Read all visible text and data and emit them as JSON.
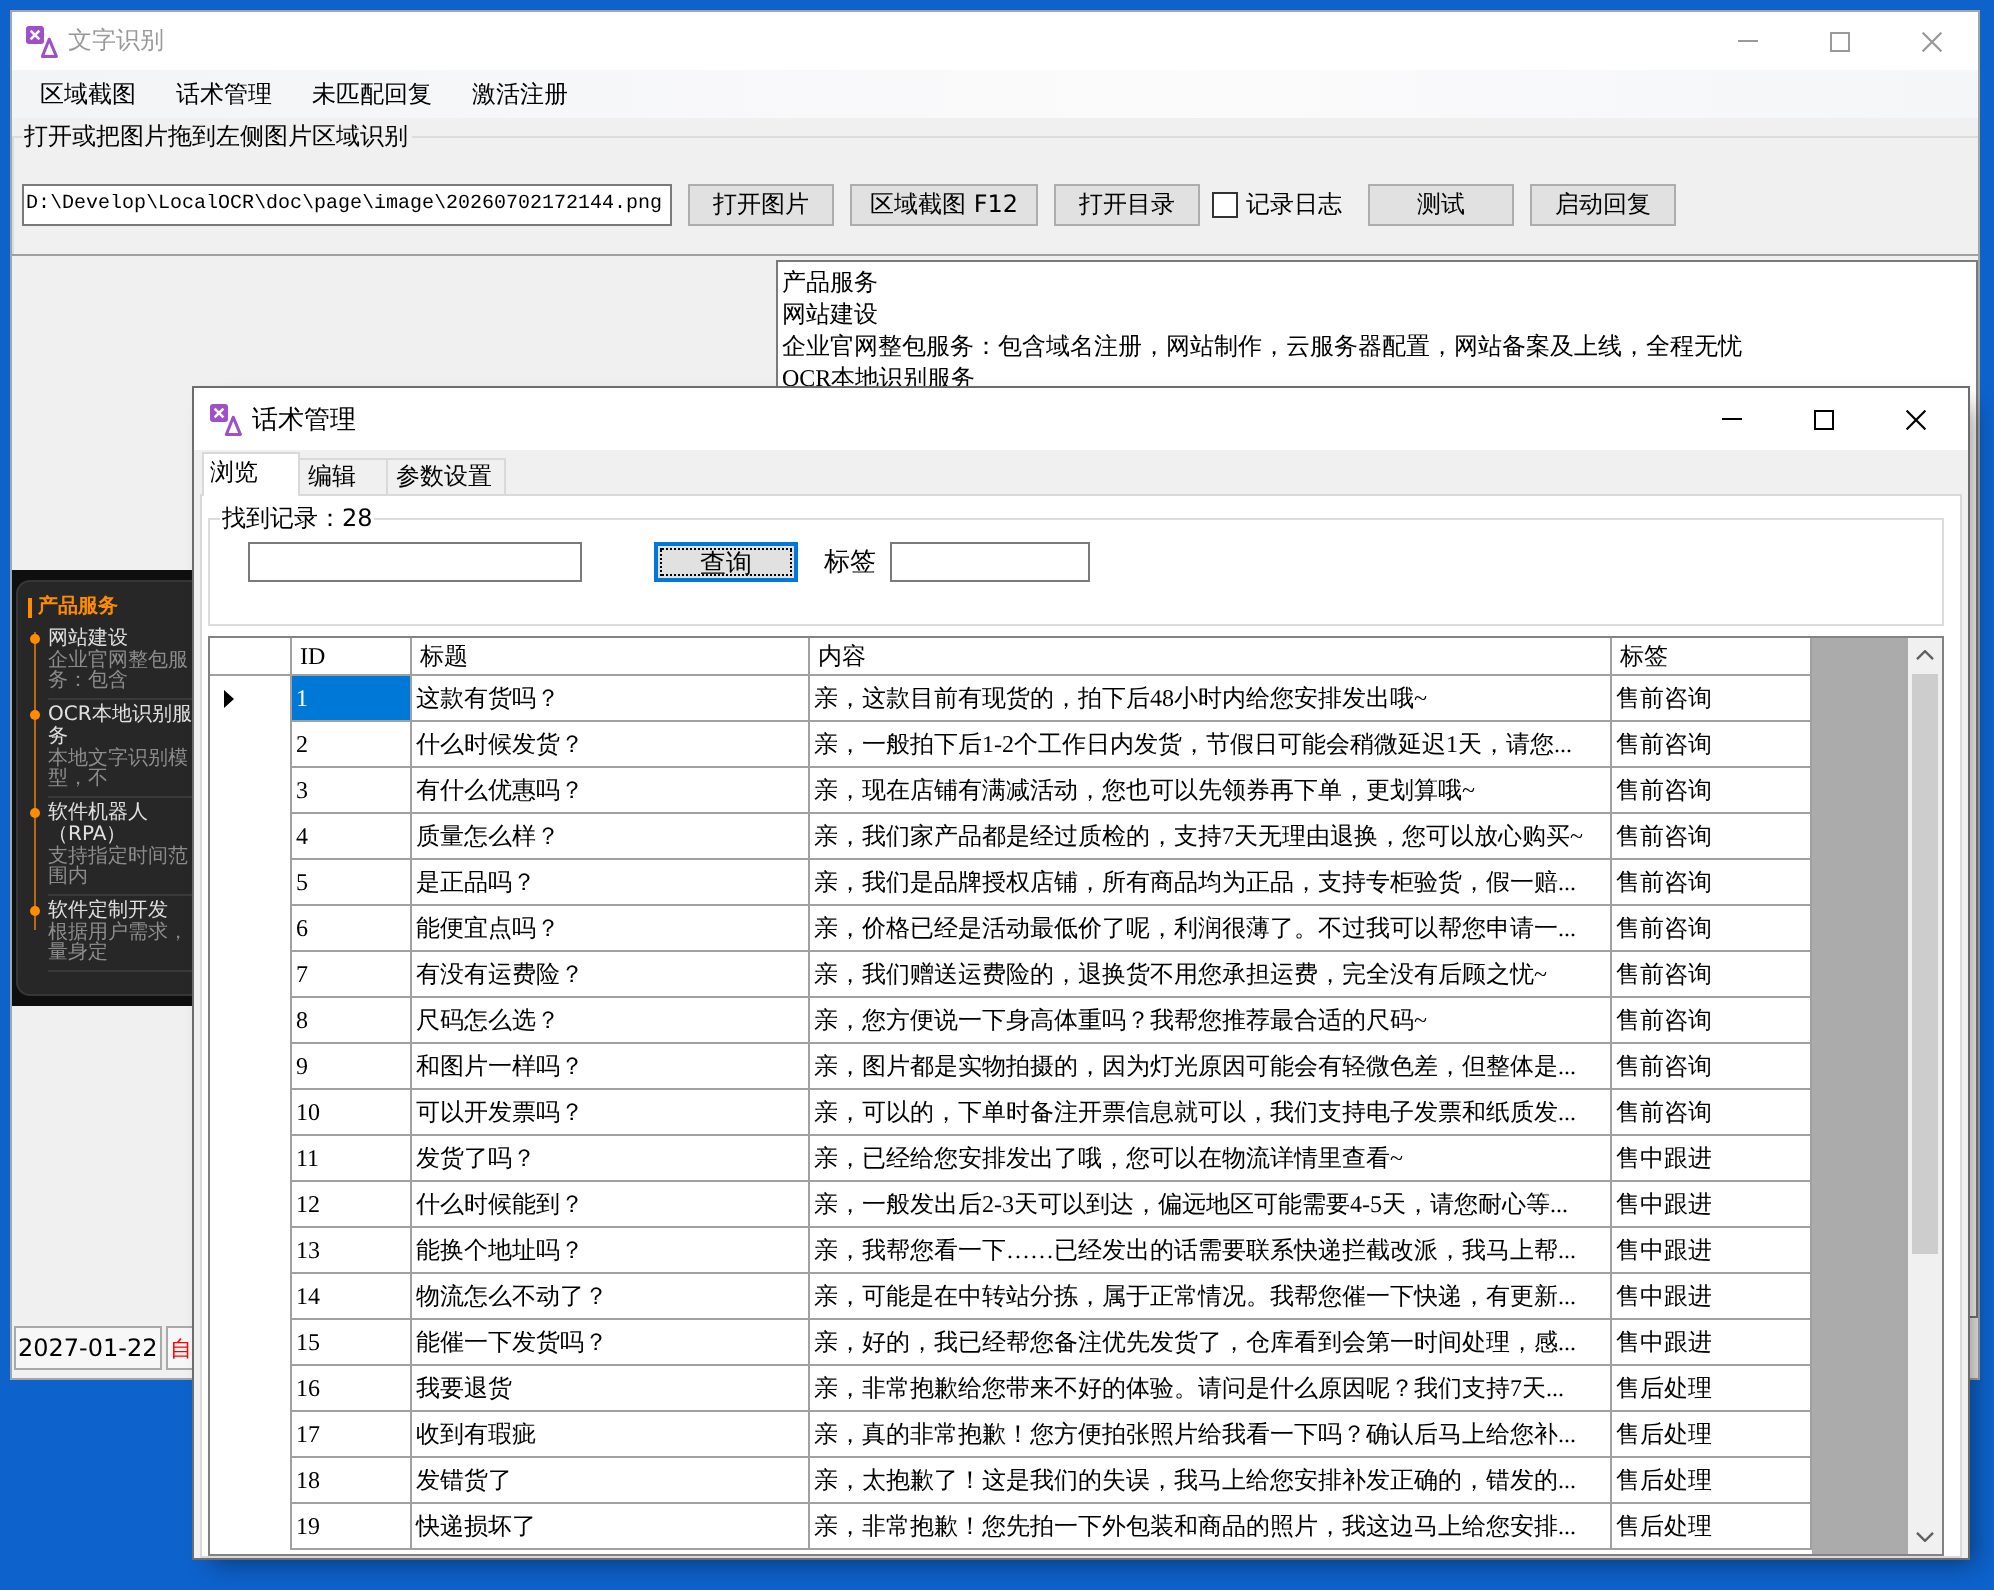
{
  "main_window": {
    "title": "文字识别",
    "active": false,
    "menu": [
      {
        "label": "区域截图"
      },
      {
        "label": "话术管理"
      },
      {
        "label": "未匹配回复"
      },
      {
        "label": "激活注册"
      }
    ],
    "group_label": "打开或把图片拖到左侧图片区域识别",
    "toolbar": [
      {
        "kind": "field",
        "value": "D:\\Develop\\LocalOCR\\doc\\page\\image\\20260702172144.png"
      },
      {
        "kind": "button",
        "label": "打开图片"
      },
      {
        "kind": "button",
        "label": "区域截图 F12"
      },
      {
        "kind": "button",
        "label": "打开目录"
      },
      {
        "kind": "checkbox",
        "label": "记录日志",
        "checked": false
      },
      {
        "kind": "button",
        "label": "测试"
      },
      {
        "kind": "button",
        "label": "启动回复"
      }
    ],
    "image_preview": {
      "heading": "产品服务",
      "items": [
        {
          "title": "网站建设",
          "subtitle": "企业官网整包服务：包含"
        },
        {
          "title": "OCR本地识别服务",
          "subtitle": "本地文字识别模型，不"
        },
        {
          "title": "软件机器人（RPA）",
          "subtitle": "支持指定时间范围内"
        },
        {
          "title": "软件定制开发",
          "subtitle": "根据用户需求，量身定"
        }
      ]
    },
    "ocr_text": [
      "产品服务",
      "网站建设",
      "企业官网整包服务：包含域名注册，网站制作，云服务器配置，网站备案及上线，全程无忧",
      "OCR本地识别服务"
    ],
    "status_bar": [
      {
        "text": "2027-01-22",
        "color": "#000000"
      },
      {
        "text": "自",
        "color": "#ff0000"
      }
    ]
  },
  "dialog": {
    "title": "话术管理",
    "active": true,
    "tabs": [
      {
        "label": "浏览",
        "selected": true
      },
      {
        "label": "编辑",
        "selected": false
      },
      {
        "label": "参数设置",
        "selected": false
      }
    ],
    "group_title": "找到记录：28",
    "query_button": {
      "label": "查询",
      "focused": true
    },
    "tag_label": "标签",
    "table": {
      "columns": [
        "ID",
        "标题",
        "内容",
        "标签"
      ],
      "rows": [
        {
          "cells": [
            "1",
            "这款有货吗？",
            "亲，这款目前有现货的，拍下后48小时内给您安排发出哦~",
            "售前咨询"
          ],
          "selected": true
        },
        {
          "cells": [
            "2",
            "什么时候发货？",
            "亲，一般拍下后1-2个工作日内发货，节假日可能会稍微延迟1天，请您...",
            "售前咨询"
          ],
          "selected": false
        },
        {
          "cells": [
            "3",
            "有什么优惠吗？",
            "亲，现在店铺有满减活动，您也可以先领券再下单，更划算哦~",
            "售前咨询"
          ],
          "selected": false
        },
        {
          "cells": [
            "4",
            "质量怎么样？",
            "亲，我们家产品都是经过质检的，支持7天无理由退换，您可以放心购买~",
            "售前咨询"
          ],
          "selected": false
        },
        {
          "cells": [
            "5",
            "是正品吗？",
            "亲，我们是品牌授权店铺，所有商品均为正品，支持专柜验货，假一赔...",
            "售前咨询"
          ],
          "selected": false
        },
        {
          "cells": [
            "6",
            "能便宜点吗？",
            "亲，价格已经是活动最低价了呢，利润很薄了。不过我可以帮您申请一...",
            "售前咨询"
          ],
          "selected": false
        },
        {
          "cells": [
            "7",
            "有没有运费险？",
            "亲，我们赠送运费险的，退换货不用您承担运费，完全没有后顾之忧~",
            "售前咨询"
          ],
          "selected": false
        },
        {
          "cells": [
            "8",
            "尺码怎么选？",
            "亲，您方便说一下身高体重吗？我帮您推荐最合适的尺码~",
            "售前咨询"
          ],
          "selected": false
        },
        {
          "cells": [
            "9",
            "和图片一样吗？",
            "亲，图片都是实物拍摄的，因为灯光原因可能会有轻微色差，但整体是...",
            "售前咨询"
          ],
          "selected": false
        },
        {
          "cells": [
            "10",
            "可以开发票吗？",
            "亲，可以的，下单时备注开票信息就可以，我们支持电子发票和纸质发...",
            "售前咨询"
          ],
          "selected": false
        },
        {
          "cells": [
            "11",
            "发货了吗？",
            "亲，已经给您安排发出了哦，您可以在物流详情里查看~",
            "售中跟进"
          ],
          "selected": false
        },
        {
          "cells": [
            "12",
            "什么时候能到？",
            "亲，一般发出后2-3天可以到达，偏远地区可能需要4-5天，请您耐心等...",
            "售中跟进"
          ],
          "selected": false
        },
        {
          "cells": [
            "13",
            "能换个地址吗？",
            "亲，我帮您看一下……已经发出的话需要联系快递拦截改派，我马上帮...",
            "售中跟进"
          ],
          "selected": false
        },
        {
          "cells": [
            "14",
            "物流怎么不动了？",
            "亲，可能是在中转站分拣，属于正常情况。我帮您催一下快递，有更新...",
            "售中跟进"
          ],
          "selected": false
        },
        {
          "cells": [
            "15",
            "能催一下发货吗？",
            "亲，好的，我已经帮您备注优先发货了，仓库看到会第一时间处理，感...",
            "售中跟进"
          ],
          "selected": false
        },
        {
          "cells": [
            "16",
            "我要退货",
            "亲，非常抱歉给您带来不好的体验。请问是什么原因呢？我们支持7天...",
            "售后处理"
          ],
          "selected": false
        },
        {
          "cells": [
            "17",
            "收到有瑕疵",
            "亲，真的非常抱歉！您方便拍张照片给我看一下吗？确认后马上给您补...",
            "售后处理"
          ],
          "selected": false
        },
        {
          "cells": [
            "18",
            "发错货了",
            "亲，太抱歉了！这是我们的失误，我马上给您安排补发正确的，错发的...",
            "售后处理"
          ],
          "selected": false
        },
        {
          "cells": [
            "19",
            "快递损坏了",
            "亲，非常抱歉！您先拍一下外包装和商品的照片，我这边马上给您安排...",
            "售后处理"
          ],
          "selected": false
        }
      ]
    }
  }
}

- - - - - - -

Restate the records above in full, word for word. Keep pictures out.

Read all visible text and data and emit them as JSON.
{
  "main_window": {
    "title": "文字识别",
    "active": false,
    "menu": [
      {
        "label": "区域截图"
      },
      {
        "label": "话术管理"
      },
      {
        "label": "未匹配回复"
      },
      {
        "label": "激活注册"
      }
    ],
    "group_label": "打开或把图片拖到左侧图片区域识别",
    "toolbar": [
      {
        "kind": "field",
        "value": "D:\\Develop\\LocalOCR\\doc\\page\\image\\20260702172144.png"
      },
      {
        "kind": "button",
        "label": "打开图片"
      },
      {
        "kind": "button",
        "label": "区域截图 F12"
      },
      {
        "kind": "button",
        "label": "打开目录"
      },
      {
        "kind": "checkbox",
        "label": "记录日志",
        "checked": false
      },
      {
        "kind": "button",
        "label": "测试"
      },
      {
        "kind": "button",
        "label": "启动回复"
      }
    ],
    "image_preview": {
      "heading": "产品服务",
      "items": [
        {
          "title": "网站建设",
          "subtitle": "企业官网整包服务：包含"
        },
        {
          "title": "OCR本地识别服务",
          "subtitle": "本地文字识别模型，不"
        },
        {
          "title": "软件机器人（RPA）",
          "subtitle": "支持指定时间范围内"
        },
        {
          "title": "软件定制开发",
          "subtitle": "根据用户需求，量身定"
        }
      ]
    },
    "ocr_text": [
      "产品服务",
      "网站建设",
      "企业官网整包服务：包含域名注册，网站制作，云服务器配置，网站备案及上线，全程无忧",
      "OCR本地识别服务"
    ],
    "status_bar": [
      {
        "text": "2027-01-22",
        "color": "#000000"
      },
      {
        "text": "自",
        "color": "#ff0000"
      }
    ]
  },
  "dialog": {
    "title": "话术管理",
    "active": true,
    "tabs": [
      {
        "label": "浏览",
        "selected": true
      },
      {
        "label": "编辑",
        "selected": false
      },
      {
        "label": "参数设置",
        "selected": false
      }
    ],
    "group_title": "找到记录：28",
    "query_button": {
      "label": "查询",
      "focused": true
    },
    "tag_label": "标签",
    "table": {
      "columns": [
        "ID",
        "标题",
        "内容",
        "标签"
      ],
      "rows": [
        {
          "cells": [
            "1",
            "这款有货吗？",
            "亲，这款目前有现货的，拍下后48小时内给您安排发出哦~",
            "售前咨询"
          ],
          "selected": true
        },
        {
          "cells": [
            "2",
            "什么时候发货？",
            "亲，一般拍下后1-2个工作日内发货，节假日可能会稍微延迟1天，请您...",
            "售前咨询"
          ],
          "selected": false
        },
        {
          "cells": [
            "3",
            "有什么优惠吗？",
            "亲，现在店铺有满减活动，您也可以先领券再下单，更划算哦~",
            "售前咨询"
          ],
          "selected": false
        },
        {
          "cells": [
            "4",
            "质量怎么样？",
            "亲，我们家产品都是经过质检的，支持7天无理由退换，您可以放心购买~",
            "售前咨询"
          ],
          "selected": false
        },
        {
          "cells": [
            "5",
            "是正品吗？",
            "亲，我们是品牌授权店铺，所有商品均为正品，支持专柜验货，假一赔...",
            "售前咨询"
          ],
          "selected": false
        },
        {
          "cells": [
            "6",
            "能便宜点吗？",
            "亲，价格已经是活动最低价了呢，利润很薄了。不过我可以帮您申请一...",
            "售前咨询"
          ],
          "selected": false
        },
        {
          "cells": [
            "7",
            "有没有运费险？",
            "亲，我们赠送运费险的，退换货不用您承担运费，完全没有后顾之忧~",
            "售前咨询"
          ],
          "selected": false
        },
        {
          "cells": [
            "8",
            "尺码怎么选？",
            "亲，您方便说一下身高体重吗？我帮您推荐最合适的尺码~",
            "售前咨询"
          ],
          "selected": false
        },
        {
          "cells": [
            "9",
            "和图片一样吗？",
            "亲，图片都是实物拍摄的，因为灯光原因可能会有轻微色差，但整体是...",
            "售前咨询"
          ],
          "selected": false
        },
        {
          "cells": [
            "10",
            "可以开发票吗？",
            "亲，可以的，下单时备注开票信息就可以，我们支持电子发票和纸质发...",
            "售前咨询"
          ],
          "selected": false
        },
        {
          "cells": [
            "11",
            "发货了吗？",
            "亲，已经给您安排发出了哦，您可以在物流详情里查看~",
            "售中跟进"
          ],
          "selected": false
        },
        {
          "cells": [
            "12",
            "什么时候能到？",
            "亲，一般发出后2-3天可以到达，偏远地区可能需要4-5天，请您耐心等...",
            "售中跟进"
          ],
          "selected": false
        },
        {
          "cells": [
            "13",
            "能换个地址吗？",
            "亲，我帮您看一下……已经发出的话需要联系快递拦截改派，我马上帮...",
            "售中跟进"
          ],
          "selected": false
        },
        {
          "cells": [
            "14",
            "物流怎么不动了？",
            "亲，可能是在中转站分拣，属于正常情况。我帮您催一下快递，有更新...",
            "售中跟进"
          ],
          "selected": false
        },
        {
          "cells": [
            "15",
            "能催一下发货吗？",
            "亲，好的，我已经帮您备注优先发货了，仓库看到会第一时间处理，感...",
            "售中跟进"
          ],
          "selected": false
        },
        {
          "cells": [
            "16",
            "我要退货",
            "亲，非常抱歉给您带来不好的体验。请问是什么原因呢？我们支持7天...",
            "售后处理"
          ],
          "selected": false
        },
        {
          "cells": [
            "17",
            "收到有瑕疵",
            "亲，真的非常抱歉！您方便拍张照片给我看一下吗？确认后马上给您补...",
            "售后处理"
          ],
          "selected": false
        },
        {
          "cells": [
            "18",
            "发错货了",
            "亲，太抱歉了！这是我们的失误，我马上给您安排补发正确的，错发的...",
            "售后处理"
          ],
          "selected": false
        },
        {
          "cells": [
            "19",
            "快递损坏了",
            "亲，非常抱歉！您先拍一下外包装和商品的照片，我这边马上给您安排...",
            "售后处理"
          ],
          "selected": false
        }
      ]
    }
  }
}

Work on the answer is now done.